**Document excerpt**

# new winter house



## ThreeCatzGirl (Jan 16, 2009)

Look what santa got for the outside kitties today. Smokey and his friends will be happy. :grin:


----------



## ThreeCatzGirl (Jan 16, 2009)

I posted on craigslist that i was looking for a igloo for the cats..so someone emailed me sayin they have one for $25.00 . So i asked for pictures. They sent the pics and i said *sold* So today my mom went to pick it up for me. 

When she came home...she said it was really big. It was big.  It looked small in the picture. It will have to do .. as you can see in the second picture...i put alot of straw inside it. Hopefully the cats will enjoy there new house. 

In the spring/summer time...what should i do? should the straw come out? just leave it empty? with the smaller house..i put down towels for them to sleep on. but i dont have enough towels to cover up the bottom of the igloo. 

maybe i can put a dog bed inside it or something in the summer time.


----------



## lyle (Oct 28, 2010)

You might consider not using towels at all. I have several "outdoor" houses and one in the garage for several years and just use straw. The cats will "nest" in the straw just fine. I change the straw every several months. Nice job on the house by the way, looks good.


----------



## 3gatos (Nov 28, 2012)

Wow, that's a serious score! $25?! Looks great, the kitties will love it


----------



## ThreeCatzGirl (Jan 16, 2009)

Smokey and baby blue have been using the house already. i put there food bowls inside and they go and eat. 

smokey isnt to sure about it just yet...but he will get used to it soon.

for the summer time...im thinking of taking out the straw and putting down an outdoor dog bed so its comfy for them. wont the straw be hot for them in the summer?

thanks


----------

**Exercise tasks**
(1) In the forum thread, how much did the poster pay for the cat igloo?
(2) Quote the forum thread's passage that begins at the words "In the spring/summer" and ends after "way, looks good.".
(3) Summarize the forum thread in two sentences.

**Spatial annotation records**
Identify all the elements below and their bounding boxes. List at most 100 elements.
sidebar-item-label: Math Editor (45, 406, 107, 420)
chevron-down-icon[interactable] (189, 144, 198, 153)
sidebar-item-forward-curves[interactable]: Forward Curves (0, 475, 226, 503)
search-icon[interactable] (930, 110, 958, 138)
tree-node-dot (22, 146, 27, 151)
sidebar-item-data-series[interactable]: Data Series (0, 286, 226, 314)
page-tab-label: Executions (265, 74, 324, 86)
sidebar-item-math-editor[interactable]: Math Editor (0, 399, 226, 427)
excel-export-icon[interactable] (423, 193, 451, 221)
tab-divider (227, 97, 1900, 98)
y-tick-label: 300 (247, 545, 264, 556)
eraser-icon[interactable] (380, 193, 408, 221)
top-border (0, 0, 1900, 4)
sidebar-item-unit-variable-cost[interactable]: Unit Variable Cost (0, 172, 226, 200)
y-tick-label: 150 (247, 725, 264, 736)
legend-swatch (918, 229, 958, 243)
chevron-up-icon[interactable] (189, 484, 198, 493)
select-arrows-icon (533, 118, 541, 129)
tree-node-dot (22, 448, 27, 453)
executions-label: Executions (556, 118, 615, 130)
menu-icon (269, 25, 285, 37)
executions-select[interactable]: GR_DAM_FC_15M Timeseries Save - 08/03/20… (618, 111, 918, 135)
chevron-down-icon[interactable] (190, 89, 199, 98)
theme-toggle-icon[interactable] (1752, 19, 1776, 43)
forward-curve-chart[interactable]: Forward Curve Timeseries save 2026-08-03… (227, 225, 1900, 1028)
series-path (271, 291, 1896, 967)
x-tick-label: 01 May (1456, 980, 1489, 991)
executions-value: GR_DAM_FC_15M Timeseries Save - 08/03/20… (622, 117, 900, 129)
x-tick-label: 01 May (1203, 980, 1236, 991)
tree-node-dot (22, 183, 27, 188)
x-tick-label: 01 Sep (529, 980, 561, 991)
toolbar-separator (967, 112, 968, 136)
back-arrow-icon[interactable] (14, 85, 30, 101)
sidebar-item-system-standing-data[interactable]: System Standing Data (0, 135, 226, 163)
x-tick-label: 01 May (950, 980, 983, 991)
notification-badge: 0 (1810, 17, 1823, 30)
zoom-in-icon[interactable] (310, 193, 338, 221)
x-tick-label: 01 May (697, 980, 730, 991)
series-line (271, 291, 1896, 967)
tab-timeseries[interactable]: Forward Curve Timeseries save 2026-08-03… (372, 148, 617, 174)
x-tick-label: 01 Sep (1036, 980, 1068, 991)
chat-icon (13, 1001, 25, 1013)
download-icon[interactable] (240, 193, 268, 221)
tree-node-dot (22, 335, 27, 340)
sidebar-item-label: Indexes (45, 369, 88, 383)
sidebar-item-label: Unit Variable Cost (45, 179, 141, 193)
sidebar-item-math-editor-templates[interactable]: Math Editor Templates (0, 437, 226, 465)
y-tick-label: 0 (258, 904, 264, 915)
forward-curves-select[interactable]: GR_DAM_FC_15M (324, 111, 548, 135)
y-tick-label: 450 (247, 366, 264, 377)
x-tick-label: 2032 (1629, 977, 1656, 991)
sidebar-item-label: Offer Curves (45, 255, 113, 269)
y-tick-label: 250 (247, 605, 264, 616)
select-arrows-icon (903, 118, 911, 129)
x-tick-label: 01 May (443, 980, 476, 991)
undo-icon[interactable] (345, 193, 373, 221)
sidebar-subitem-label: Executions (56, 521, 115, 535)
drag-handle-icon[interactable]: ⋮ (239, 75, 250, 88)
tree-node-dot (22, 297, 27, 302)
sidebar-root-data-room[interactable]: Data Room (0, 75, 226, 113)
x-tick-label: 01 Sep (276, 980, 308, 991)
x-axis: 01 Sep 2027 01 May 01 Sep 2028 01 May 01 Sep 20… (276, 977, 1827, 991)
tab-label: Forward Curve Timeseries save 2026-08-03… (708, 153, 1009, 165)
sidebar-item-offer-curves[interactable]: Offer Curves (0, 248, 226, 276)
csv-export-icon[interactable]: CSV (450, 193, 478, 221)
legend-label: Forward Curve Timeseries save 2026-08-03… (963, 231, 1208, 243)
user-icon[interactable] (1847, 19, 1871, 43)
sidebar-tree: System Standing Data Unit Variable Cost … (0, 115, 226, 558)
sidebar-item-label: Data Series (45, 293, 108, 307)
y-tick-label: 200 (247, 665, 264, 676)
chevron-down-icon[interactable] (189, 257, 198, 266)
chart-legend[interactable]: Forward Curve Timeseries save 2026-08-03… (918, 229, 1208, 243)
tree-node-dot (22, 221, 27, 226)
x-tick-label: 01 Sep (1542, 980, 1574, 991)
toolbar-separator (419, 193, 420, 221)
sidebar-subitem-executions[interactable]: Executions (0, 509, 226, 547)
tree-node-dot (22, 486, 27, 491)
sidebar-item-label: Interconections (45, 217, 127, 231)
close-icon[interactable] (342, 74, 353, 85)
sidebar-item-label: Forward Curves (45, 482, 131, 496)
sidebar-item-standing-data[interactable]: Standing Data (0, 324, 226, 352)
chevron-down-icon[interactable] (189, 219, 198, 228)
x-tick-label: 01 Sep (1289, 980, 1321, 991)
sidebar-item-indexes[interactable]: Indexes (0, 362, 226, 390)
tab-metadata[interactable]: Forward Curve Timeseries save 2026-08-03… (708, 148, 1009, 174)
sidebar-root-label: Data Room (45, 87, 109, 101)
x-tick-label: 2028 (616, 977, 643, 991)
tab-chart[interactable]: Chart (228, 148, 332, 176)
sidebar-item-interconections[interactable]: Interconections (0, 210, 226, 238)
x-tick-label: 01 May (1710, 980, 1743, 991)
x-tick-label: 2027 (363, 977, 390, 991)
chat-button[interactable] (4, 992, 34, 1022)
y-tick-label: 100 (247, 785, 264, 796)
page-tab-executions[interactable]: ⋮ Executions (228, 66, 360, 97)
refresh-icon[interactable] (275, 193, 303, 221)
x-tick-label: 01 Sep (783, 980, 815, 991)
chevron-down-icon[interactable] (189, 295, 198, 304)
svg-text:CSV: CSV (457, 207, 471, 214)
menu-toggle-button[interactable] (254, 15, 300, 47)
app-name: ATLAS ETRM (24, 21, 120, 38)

**Results in order**
(1) $25.00

(2)
In the spring/summer time...what should i do? should the straw come out? just leave it empty? with the smaller house..i put down towels for them to sleep on. but i dont have enough towels to cover up the bottom of the igloo. 

maybe i can put a dog bed inside it or something in the summer time.


----------



## lyle (Oct 28, 2010)

You might consider not using towels at all. I have several "outdoor" houses and one in the garage for several years and just use straw. The cats will "nest" in the straw just fine. I change the straw every several months. Nice job on the house by the way, looks good.

(3) After finding a large igloo for outdoor cats for $25.00 through craigslist, the poster filled it with straw, and Smokey and baby blue have already been using it. Another member recommends skipping towels and using only straw, changed every several months, while the poster considers swapping the straw for an outdoor dog bed in summer.